-- Begin RECORDED DATA --
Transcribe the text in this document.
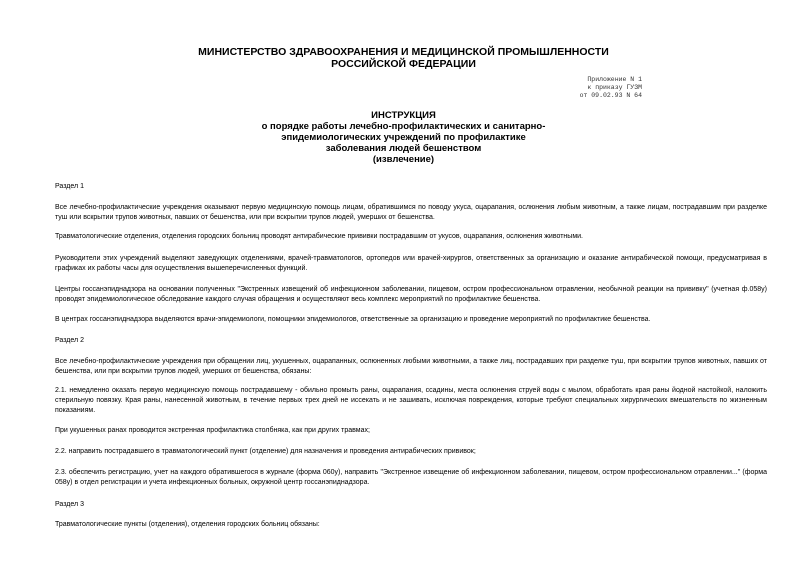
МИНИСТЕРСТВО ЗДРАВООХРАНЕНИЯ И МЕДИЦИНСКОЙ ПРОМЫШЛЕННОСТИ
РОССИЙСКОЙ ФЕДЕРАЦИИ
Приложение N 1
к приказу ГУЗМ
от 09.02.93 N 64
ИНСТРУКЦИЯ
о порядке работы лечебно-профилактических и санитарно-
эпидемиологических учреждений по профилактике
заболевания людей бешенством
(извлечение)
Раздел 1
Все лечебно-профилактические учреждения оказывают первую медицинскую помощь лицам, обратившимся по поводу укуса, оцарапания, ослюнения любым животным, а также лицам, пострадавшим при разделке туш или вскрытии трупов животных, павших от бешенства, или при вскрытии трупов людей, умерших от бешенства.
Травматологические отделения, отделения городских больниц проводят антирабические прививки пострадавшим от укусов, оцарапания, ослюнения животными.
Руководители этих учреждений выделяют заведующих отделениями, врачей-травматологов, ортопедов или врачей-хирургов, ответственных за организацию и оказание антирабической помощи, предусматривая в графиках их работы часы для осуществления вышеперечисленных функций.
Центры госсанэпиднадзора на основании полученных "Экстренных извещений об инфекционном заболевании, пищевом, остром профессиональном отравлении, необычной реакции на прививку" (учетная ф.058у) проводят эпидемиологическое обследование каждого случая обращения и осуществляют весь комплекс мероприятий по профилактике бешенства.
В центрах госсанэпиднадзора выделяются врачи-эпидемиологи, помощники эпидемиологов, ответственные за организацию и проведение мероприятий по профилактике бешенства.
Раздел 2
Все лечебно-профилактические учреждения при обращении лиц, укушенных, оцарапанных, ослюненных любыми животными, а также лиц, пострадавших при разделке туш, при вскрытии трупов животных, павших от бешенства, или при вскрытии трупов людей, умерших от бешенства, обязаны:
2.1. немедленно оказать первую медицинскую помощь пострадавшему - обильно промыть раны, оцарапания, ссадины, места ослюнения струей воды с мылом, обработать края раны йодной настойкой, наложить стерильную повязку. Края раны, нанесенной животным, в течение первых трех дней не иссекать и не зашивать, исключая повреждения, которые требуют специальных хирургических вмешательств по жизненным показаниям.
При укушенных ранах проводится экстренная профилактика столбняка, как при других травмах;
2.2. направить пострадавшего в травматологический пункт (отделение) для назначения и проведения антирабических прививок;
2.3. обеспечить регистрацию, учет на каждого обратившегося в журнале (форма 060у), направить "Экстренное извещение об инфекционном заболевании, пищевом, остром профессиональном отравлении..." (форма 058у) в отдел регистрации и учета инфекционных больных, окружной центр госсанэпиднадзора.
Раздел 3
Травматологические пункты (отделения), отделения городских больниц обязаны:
-- End RECORDED DATA --
EXERCISE INSTRUCTIONS: Without including any pictures, print each record exactly.

FULL SOLUTION:
Transcribe the text in this document.
МИНИСТЕРСТВО ЗДРАВООХРАНЕНИЯ И МЕДИЦИНСКОЙ ПРОМЫШЛЕННОСТИ
РОССИЙСКОЙ ФЕДЕРАЦИИ
Приложение N 1
к приказу ГУЗМ
от 09.02.93 N 64
ИНСТРУКЦИЯ
о порядке работы лечебно-профилактических и санитарно-
эпидемиологических учреждений по профилактике
заболевания людей бешенством
(извлечение)
Раздел 1
Все лечебно-профилактические учреждения оказывают первую медицинскую помощь лицам, обратившимся по поводу укуса, оцарапания, ослюнения любым животным, а также лицам, пострадавшим при разделке туш или вскрытии трупов животных, павших от бешенства, или при вскрытии трупов людей, умерших от бешенства.
Травматологические отделения, отделения городских больниц проводят антирабические прививки пострадавшим от укусов, оцарапания, ослюнения животными.
Руководители этих учреждений выделяют заведующих отделениями, врачей-травматологов, ортопедов или врачей-хирургов, ответственных за организацию и оказание антирабической помощи, предусматривая в графиках их работы часы для осуществления вышеперечисленных функций.
Центры госсанэпиднадзора на основании полученных "Экстренных извещений об инфекционном заболевании, пищевом, остром профессиональном отравлении, необычной реакции на прививку" (учетная ф.058у) проводят эпидемиологическое обследование каждого случая обращения и осуществляют весь комплекс мероприятий по профилактике бешенства.
В центрах госсанэпиднадзора выделяются врачи-эпидемиологи, помощники эпидемиологов, ответственные за организацию и проведение мероприятий по профилактике бешенства.
Раздел 2
Все лечебно-профилактические учреждения при обращении лиц, укушенных, оцарапанных, ослюненных любыми животными, а также лиц, пострадавших при разделке туш, при вскрытии трупов животных, павших от бешенства, или при вскрытии трупов людей, умерших от бешенства, обязаны:
2.1. немедленно оказать первую медицинскую помощь пострадавшему - обильно промыть раны, оцарапания, ссадины, места ослюнения струей воды с мылом, обработать края раны йодной настойкой, наложить стерильную повязку. Края раны, нанесенной животным, в течение первых трех дней не иссекать и не зашивать, исключая повреждения, которые требуют специальных хирургических вмешательств по жизненным показаниям.
При укушенных ранах проводится экстренная профилактика столбняка, как при других травмах;
2.2. направить пострадавшего в травматологический пункт (отделение) для назначения и проведения антирабических прививок;
2.3. обеспечить регистрацию, учет на каждого обратившегося в журнале (форма 060у), направить "Экстренное извещение об инфекционном заболевании, пищевом, остром профессиональном отравлении..." (форма 058у) в отдел регистрации и учета инфекционных больных, окружной центр госсанэпиднадзора.
Раздел 3
Травматологические пункты (отделения), отделения городских больниц обязаны:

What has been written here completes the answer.